- **Stated exercise**
Please give the count of lines holding the string "value" and nothing besides.

- **Record list**
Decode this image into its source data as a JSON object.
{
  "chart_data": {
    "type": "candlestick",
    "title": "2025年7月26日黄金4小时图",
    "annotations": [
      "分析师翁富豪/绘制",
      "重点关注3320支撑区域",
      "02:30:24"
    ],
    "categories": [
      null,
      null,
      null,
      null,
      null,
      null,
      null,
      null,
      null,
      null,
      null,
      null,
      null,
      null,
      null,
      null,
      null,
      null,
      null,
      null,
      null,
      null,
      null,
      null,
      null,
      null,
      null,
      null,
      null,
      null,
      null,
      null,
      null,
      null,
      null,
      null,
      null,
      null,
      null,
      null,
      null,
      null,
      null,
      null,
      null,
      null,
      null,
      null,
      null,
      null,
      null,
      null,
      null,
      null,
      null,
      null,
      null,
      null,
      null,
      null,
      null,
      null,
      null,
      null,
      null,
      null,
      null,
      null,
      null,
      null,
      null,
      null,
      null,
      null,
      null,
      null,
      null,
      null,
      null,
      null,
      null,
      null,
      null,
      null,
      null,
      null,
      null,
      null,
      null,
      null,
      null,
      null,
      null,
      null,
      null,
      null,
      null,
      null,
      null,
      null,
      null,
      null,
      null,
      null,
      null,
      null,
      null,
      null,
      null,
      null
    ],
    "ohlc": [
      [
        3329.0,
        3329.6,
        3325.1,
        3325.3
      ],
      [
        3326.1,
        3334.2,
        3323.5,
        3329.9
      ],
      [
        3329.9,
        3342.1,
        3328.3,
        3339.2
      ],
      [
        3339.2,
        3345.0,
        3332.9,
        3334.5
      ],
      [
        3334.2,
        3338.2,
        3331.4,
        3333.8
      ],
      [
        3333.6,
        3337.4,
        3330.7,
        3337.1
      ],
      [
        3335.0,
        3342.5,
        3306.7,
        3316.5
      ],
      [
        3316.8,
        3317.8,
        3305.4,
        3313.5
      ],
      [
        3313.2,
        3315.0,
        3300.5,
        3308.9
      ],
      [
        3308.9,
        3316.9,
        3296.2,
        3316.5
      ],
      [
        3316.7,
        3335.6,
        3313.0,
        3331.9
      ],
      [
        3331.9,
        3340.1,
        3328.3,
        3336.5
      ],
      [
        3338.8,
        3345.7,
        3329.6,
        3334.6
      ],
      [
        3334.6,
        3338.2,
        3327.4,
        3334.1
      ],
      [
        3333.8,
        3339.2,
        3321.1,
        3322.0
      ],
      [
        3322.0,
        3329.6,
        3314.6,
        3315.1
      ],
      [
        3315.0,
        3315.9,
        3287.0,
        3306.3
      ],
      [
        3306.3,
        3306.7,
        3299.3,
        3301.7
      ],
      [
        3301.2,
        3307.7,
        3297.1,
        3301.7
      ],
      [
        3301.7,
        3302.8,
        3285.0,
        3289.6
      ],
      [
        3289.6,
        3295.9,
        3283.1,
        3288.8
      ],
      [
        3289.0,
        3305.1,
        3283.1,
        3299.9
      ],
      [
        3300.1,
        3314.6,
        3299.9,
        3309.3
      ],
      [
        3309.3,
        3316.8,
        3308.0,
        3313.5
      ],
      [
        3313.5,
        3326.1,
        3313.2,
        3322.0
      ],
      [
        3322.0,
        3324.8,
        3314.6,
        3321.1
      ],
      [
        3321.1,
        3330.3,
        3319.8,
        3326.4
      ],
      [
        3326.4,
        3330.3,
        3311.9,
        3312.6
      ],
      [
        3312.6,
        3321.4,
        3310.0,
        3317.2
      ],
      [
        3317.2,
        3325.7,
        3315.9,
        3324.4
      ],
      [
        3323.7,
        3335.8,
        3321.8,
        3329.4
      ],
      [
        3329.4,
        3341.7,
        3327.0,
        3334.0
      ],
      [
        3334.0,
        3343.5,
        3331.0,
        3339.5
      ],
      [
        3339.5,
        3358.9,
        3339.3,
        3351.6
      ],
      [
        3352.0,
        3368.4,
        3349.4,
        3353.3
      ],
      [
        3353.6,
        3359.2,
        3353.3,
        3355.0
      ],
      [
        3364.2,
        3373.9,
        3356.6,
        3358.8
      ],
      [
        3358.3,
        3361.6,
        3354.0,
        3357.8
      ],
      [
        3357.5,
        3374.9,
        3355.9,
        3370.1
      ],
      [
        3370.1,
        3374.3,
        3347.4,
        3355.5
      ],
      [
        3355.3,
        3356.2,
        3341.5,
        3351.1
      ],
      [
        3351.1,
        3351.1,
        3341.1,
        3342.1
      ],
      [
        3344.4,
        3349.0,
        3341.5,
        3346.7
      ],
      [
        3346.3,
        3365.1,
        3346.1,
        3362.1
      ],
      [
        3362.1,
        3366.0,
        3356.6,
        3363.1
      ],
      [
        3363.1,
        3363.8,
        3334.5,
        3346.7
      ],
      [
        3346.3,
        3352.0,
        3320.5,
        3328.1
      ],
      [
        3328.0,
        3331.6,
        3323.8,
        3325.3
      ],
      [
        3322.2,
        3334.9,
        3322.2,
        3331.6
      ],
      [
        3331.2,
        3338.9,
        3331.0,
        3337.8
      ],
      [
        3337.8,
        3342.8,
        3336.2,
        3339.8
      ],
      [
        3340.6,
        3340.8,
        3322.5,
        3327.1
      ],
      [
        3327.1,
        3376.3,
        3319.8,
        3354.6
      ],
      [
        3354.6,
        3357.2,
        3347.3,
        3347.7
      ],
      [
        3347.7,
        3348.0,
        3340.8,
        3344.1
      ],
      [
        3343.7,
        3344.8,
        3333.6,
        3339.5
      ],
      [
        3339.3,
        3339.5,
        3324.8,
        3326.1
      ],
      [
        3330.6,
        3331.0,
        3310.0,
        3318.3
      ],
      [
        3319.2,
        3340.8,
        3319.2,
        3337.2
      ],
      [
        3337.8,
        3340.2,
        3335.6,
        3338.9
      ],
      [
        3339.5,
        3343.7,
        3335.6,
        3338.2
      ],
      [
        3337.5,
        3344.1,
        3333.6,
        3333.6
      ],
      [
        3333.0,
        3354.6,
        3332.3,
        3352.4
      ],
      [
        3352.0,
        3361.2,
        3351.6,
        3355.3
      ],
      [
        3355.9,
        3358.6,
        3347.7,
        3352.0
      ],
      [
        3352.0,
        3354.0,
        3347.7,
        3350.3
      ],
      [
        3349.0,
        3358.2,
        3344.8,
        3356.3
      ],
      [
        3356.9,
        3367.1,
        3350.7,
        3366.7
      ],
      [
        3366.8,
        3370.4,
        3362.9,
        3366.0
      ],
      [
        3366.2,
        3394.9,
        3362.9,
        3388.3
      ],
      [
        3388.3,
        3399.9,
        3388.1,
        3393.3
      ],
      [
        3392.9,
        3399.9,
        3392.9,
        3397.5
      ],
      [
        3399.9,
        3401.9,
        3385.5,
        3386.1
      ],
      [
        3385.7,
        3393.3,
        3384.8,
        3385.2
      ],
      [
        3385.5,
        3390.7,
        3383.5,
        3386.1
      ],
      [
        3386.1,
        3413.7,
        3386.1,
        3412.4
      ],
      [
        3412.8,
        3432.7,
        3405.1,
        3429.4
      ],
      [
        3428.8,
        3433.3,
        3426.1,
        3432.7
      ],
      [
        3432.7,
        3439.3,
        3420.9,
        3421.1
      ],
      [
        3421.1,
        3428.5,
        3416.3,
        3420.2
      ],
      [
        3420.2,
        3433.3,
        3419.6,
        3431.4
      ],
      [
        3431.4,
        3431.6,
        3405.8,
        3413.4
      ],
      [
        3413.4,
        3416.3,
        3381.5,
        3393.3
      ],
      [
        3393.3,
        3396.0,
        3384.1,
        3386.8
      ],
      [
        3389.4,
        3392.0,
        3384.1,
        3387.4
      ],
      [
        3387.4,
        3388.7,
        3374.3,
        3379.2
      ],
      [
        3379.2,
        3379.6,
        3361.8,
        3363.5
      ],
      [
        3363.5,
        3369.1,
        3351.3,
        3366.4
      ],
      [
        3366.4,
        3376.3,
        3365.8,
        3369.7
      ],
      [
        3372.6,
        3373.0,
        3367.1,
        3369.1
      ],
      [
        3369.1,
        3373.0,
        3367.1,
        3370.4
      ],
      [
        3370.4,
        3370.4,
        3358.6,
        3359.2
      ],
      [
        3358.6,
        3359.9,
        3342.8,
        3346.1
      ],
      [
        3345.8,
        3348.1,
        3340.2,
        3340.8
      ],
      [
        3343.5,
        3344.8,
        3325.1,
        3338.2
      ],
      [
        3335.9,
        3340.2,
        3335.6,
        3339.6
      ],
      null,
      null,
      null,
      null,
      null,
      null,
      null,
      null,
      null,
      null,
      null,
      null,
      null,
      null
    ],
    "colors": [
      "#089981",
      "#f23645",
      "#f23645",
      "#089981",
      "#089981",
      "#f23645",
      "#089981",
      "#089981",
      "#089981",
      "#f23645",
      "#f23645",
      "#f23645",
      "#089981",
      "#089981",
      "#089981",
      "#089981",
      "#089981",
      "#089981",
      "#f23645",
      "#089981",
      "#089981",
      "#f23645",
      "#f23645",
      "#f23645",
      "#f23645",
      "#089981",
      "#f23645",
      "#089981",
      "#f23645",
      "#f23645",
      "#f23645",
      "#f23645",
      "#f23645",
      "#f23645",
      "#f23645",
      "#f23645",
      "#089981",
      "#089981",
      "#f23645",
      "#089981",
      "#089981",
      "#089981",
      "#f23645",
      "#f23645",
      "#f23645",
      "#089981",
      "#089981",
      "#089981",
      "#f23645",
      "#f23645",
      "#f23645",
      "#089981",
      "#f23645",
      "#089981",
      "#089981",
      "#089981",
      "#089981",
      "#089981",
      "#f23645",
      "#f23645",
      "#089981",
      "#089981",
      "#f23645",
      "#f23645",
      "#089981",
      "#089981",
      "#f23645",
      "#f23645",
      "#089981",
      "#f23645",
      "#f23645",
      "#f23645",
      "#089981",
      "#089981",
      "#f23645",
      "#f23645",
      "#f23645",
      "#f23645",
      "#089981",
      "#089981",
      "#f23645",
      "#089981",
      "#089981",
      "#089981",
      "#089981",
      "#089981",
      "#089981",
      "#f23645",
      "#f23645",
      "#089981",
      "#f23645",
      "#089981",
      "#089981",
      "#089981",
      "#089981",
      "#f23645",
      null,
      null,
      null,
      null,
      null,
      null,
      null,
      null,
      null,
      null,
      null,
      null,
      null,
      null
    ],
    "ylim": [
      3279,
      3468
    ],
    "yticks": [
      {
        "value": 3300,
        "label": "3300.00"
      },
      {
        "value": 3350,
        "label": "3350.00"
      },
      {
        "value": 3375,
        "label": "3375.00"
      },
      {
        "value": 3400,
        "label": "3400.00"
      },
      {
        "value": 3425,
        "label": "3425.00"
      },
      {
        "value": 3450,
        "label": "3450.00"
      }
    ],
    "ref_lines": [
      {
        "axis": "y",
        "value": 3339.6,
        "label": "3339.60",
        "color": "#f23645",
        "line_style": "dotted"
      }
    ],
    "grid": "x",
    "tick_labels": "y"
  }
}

- **Exercise solution**
7